▸ Dataset items
☆ ☆ ☆
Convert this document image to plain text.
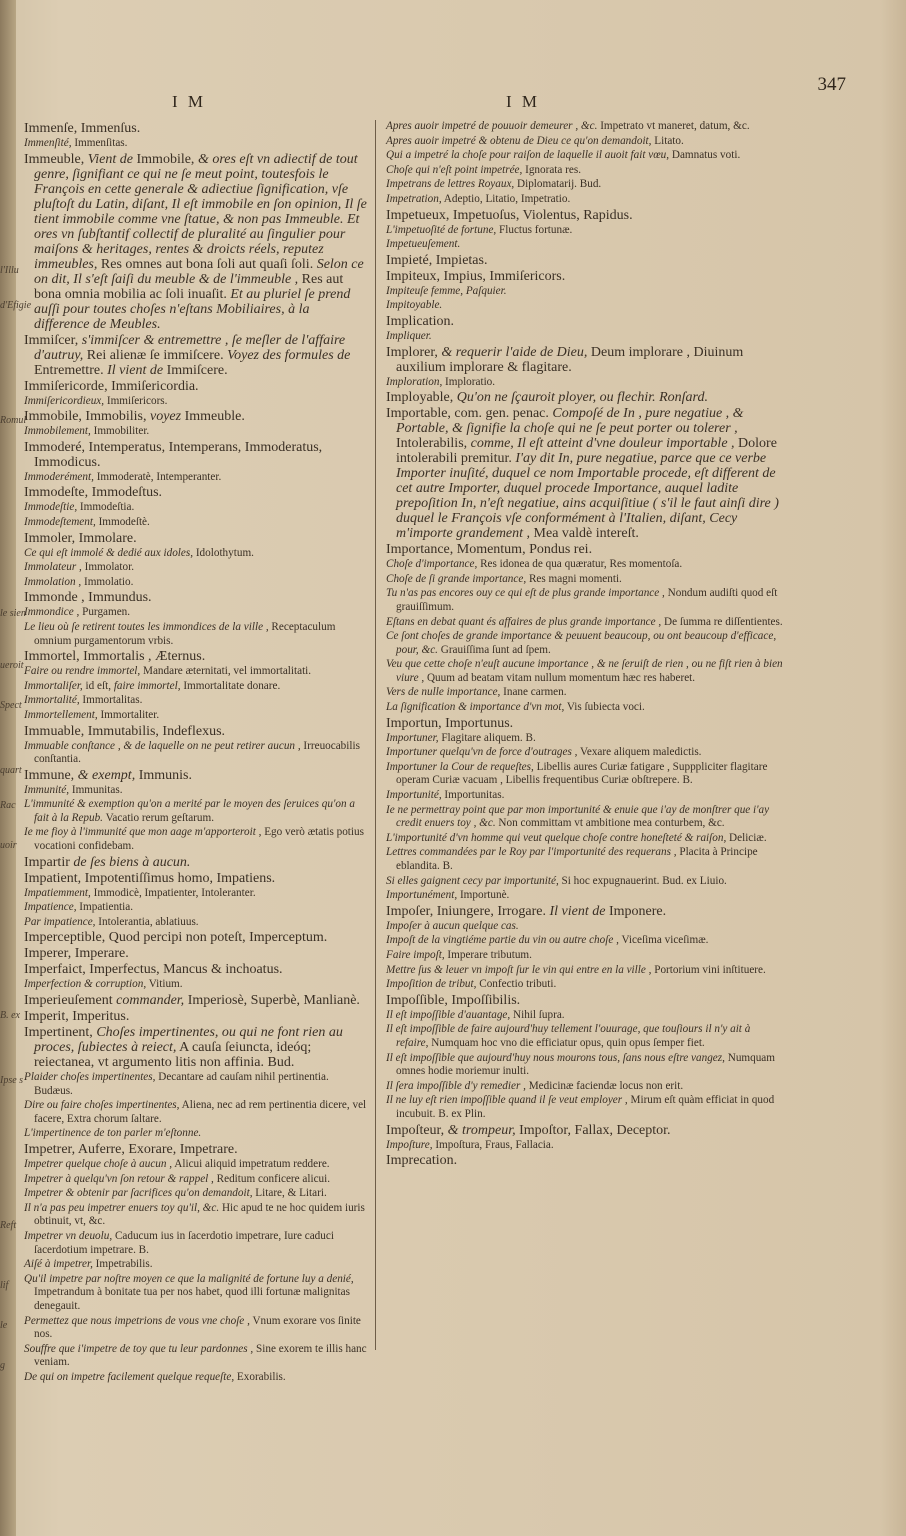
l'Illu
d'Efigie
Romul
le sien
ueroit
Spect
quart
Rac
uoir
B. ex
Ipse s
Reft
lif
le
g
I M	I M
347
Immenſe, Immenſus.
Immenſité, Immenſitas.
Immeuble, Vient de Immobile, & ores eſt vn adiectif de tout genre, ſignifiant ce qui ne ſe meut point, toutesfois le François en cette generale & adiectiue ſignification, vſe pluſtoſt du Latin, diſant, Il eſt immobile en ſon opinion, Il ſe tient immobile comme vne ſtatue, & non pas Immeuble. Et ores vn ſubſtantif collectif de pluralité au ſingulier pour maiſons & heritages, rentes & droicts réels, reputez immeubles, Res omnes aut bona ſoli aut quaſi ſoli. Selon ce on dit, Il s'eſt ſaiſi du meuble & de l'immeuble , Res aut bona omnia mobilia ac ſoli inuaſit. Et au pluriel ſe prend auſſi pour toutes choſes n'eſtans Mobiliaires, à la difference de Meubles.
Immiſcer, s'immiſcer & entremettre , ſe meſler de l'affaire d'autruy, Rei alienæ ſe immiſcere. Voyez des formules de Entremettre. Il vient de Immiſcere.
Immiſericorde, Immiſericordia.
Immiſericordieux, Immiſericors.
Immobile, Immobilis, voyez Immeuble.
Immobilement, Immobiliter.
Immoderé, Intemperatus, Intemperans, Immoderatus, Immodicus.
Immoderément, Immoderatè, Intemperanter.
Immodeſte, Immodeſtus.
Immodeſtie, Immodeſtia.
Immodeſtement, Immodeſtè.
Immoler, Immolare.
Ce qui eſt immolé & dedié aux idoles, Idolothytum.
Immolateur , Immolator.
Immolation , Immolatio.
Immonde , Immundus.
Immondice , Purgamen.
Le lieu où ſe retirent toutes les immondices de la ville , Receptaculum omnium purgamentorum vrbis.
Immortel, Immortalis , Æternus.
Faire ou rendre immortel, Mandare æternitati, vel immortalitati.
Immortaliſer, id eſt, faire immortel, Immortalitate donare.
Immortalité, Immortalitas.
Immortellement, Immortaliter.
Immuable, Immutabilis, Indeflexus.
Immuable conſtance , & de laquelle on ne peut retirer aucun , Irreuocabilis conſtantia.
Immune, & exempt, Immunis.
Immunité, Immunitas.
L'immunité & exemption qu'on a merité par le moyen des ſeruices qu'on a fait à la Repub. Vacatio rerum geſtarum.
Ie me fioy à l'immunité que mon aage m'apporteroit , Ego verò ætatis potius vocationi confidebam.
Impartir de ſes biens à aucun.
Impatient, Impotentiſſimus homo, Impatiens.
Impatiemment, Immodicè, Impatienter, Intoleranter.
Impatience, Impatientia.
Par impatience, Intolerantia, ablatiuus.
Imperceptible, Quod percipi non poteſt, Imperceptum.
Imperer, Imperare.
Imperfaict, Imperfectus, Mancus & inchoatus.
Imperfection & corruption, Vitium.
Imperieuſement commander, Imperiosè, Superbè, Manlianè.
Imperit, Imperitus.
Impertinent, Choſes impertinentes, ou qui ne font rien au proces, ſubiectes à reiect, A cauſa ſeiuncta, ideóq; reiectanea, vt argumento litis non affinia. Bud.
Plaider choſes impertinentes, Decantare ad cauſam nihil pertinentia. Budæus.
Dire ou faire choſes impertinentes, Aliena, nec ad rem pertinentia dicere, vel facere, Extra chorum ſaltare.
L'impertinence de ton parler m'eſtonne.
Impetrer, Auferre, Exorare, Impetrare.
Impetrer quelque choſe à aucun , Alicui aliquid impetratum reddere.
Impetrer à quelqu'vn ſon retour & rappel , Reditum conficere alicui.
Impetrer & obtenir par ſacrifices qu'on demandoit, Litare, & Litari.
Il n'a pas peu impetrer enuers toy qu'il, &c. Hic apud te ne hoc quidem iuris obtinuit, vt, &c.
Impetrer vn deuolu, Caducum ius in ſacerdotio impetrare, Iure caduci ſacerdotium impetrare. B.
Aiſé à impetrer, Impetrabilis.
Qu'il impetre par noſtre moyen ce que la malignité de fortune luy a denié, Impetrandum à bonitate tua per nos habet, quod illi fortunæ malignitas denegauit.
Permettez que nous impetrions de vous vne choſe , Vnum exorare vos ſinite nos.
Souffre que i'impetre de toy que tu leur pardonnes , Sine exorem te illis hanc veniam.
De qui on impetre facilement quelque requeſte, Exorabilis.
Apres auoir impetré de pouuoir demeurer , &c. Impetrato vt maneret, datum, &c.
Apres auoir impetré & obtenu de Dieu ce qu'on demandoit, Litato.
Qui a impetré la choſe pour raiſon de laquelle il auoit fait vœu, Damnatus voti.
Choſe qui n'eſt point impetrée, Ignorata res.
Impetrans de lettres Royaux, Diplomatarij. Bud.
Impetration, Adeptio, Litatio, Impetratio.
Impetueux, Impetuoſus, Violentus, Rapidus.
L'impetuoſité de fortune, Fluctus fortunæ.
Impetueuſement.
Impieté, Impietas.
Impiteux, Impius, Immiſericors.
Impiteuſe femme, Paſquier.
Impitoyable.
Implication.
Impliquer.
Implorer, & requerir l'aide de Dieu, Deum implorare , Diuinum auxilium implorare & flagitare.
Imploration, Imploratio.
Imployable, Qu'on ne ſçauroit ployer, ou flechir. Ronſard.
Importable, com. gen. penac. Compoſé de In , pure negatiue , & Portable, & ſignifie la choſe qui ne ſe peut porter ou tolerer , Intolerabilis, comme, Il eſt atteint d'vne douleur importable , Dolore intolerabili premitur. I'ay dit In, pure negatiue, parce que ce verbe Importer inuſité, duquel ce nom Importable procede, eſt different de cet autre Importer, duquel procede Importance, auquel ladite prepoſition In, n'eſt negatiue, ains acquiſitiue ( s'il le faut ainſi dire ) duquel le François vſe conformément à l'Italien, diſant, Cecy m'importe grandement , Mea valdè intereſt.
Importance, Momentum, Pondus rei.
Choſe d'importance, Res idonea de qua quæratur, Res momentoſa.
Choſe de ſi grande importance, Res magni momenti.
Tu n'as pas encores ouy ce qui eſt de plus grande importance , Nondum audiſti quod eſt grauiſſimum.
Eſtans en debat quant és affaires de plus grande importance , De ſumma re diſſentientes.
Ce ſont choſes de grande importance & peuuent beaucoup, ou ont beaucoup d'efficace, pour, &c. Grauiſſima ſunt ad ſpem.
Veu que cette choſe n'euſt aucune importance , & ne ſeruiſt de rien , ou ne fiſt rien à bien viure , Quum ad beatam vitam nullum momentum hæc res haberet.
Vers de nulle importance, Inane carmen.
La ſignification & importance d'vn mot, Vis ſubiecta voci.
Importun, Importunus.
Importuner, Flagitare aliquem. B.
Importuner quelqu'vn de force d'outrages , Vexare aliquem maledictis.
Importuner la Cour de requeſtes, Libellis aures Curiæ fatigare , Supppliciter flagitare operam Curiæ vacuam , Libellis frequentibus Curiæ obſtrepere. B.
Importunité, Importunitas.
Ie ne permettray point que par mon importunité & enuie que i'ay de monſtrer que i'ay credit enuers toy , &c. Non committam vt ambitione mea conturbem, &c.
L'importunité d'vn homme qui veut quelque choſe contre honeſteté & raiſon, Deliciæ.
Lettres commandées par le Roy par l'importunité des requerans , Placita à Principe eblandita. B.
Si elles gaignent cecy par importunité, Si hoc expugnauerint. Bud. ex Liuio.
Importunément, Importunè.
Impoſer, Iniungere, Irrogare. Il vient de Imponere.
Impoſer à aucun quelque cas.
Impoſt de la vingtiéme partie du vin ou autre choſe , Viceſima viceſimæ.
Faire impoſt, Imperare tributum.
Mettre ſus & leuer vn impoſt ſur le vin qui entre en la ville , Portorium vini inſtituere.
Impoſition de tribut, Confectio tributi.
Impoſſible, Impoſſibilis.
Il eſt impoſſible d'auantage, Nihil ſupra.
Il eſt impoſſible de faire aujourd'huy tellement l'ouurage, que touſiours il n'y ait à refaire, Numquam hoc vno die efficiatur opus, quin opus ſemper fiet.
Il eſt impoſſible que aujourd'huy nous mourons tous, ſans nous eſtre vangez, Numquam omnes hodie moriemur inulti.
Il ſera impoſſible d'y remedier , Medicinæ faciendæ locus non erit.
Il ne luy eſt rien impoſſible quand il ſe veut employer , Mirum eſt quàm efficiat in quod incubuit. B. ex Plin.
Impoſteur, & trompeur, Impoſtor, Fallax, Deceptor.
Impoſture, Impoſtura, Fraus, Fallacia.
Imprecation.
☆ ☆ ☆
▸ Problem to solve
How many lines of these entries contain the string "Apres"? Reply with the number alone.

▸ Solution to this task
2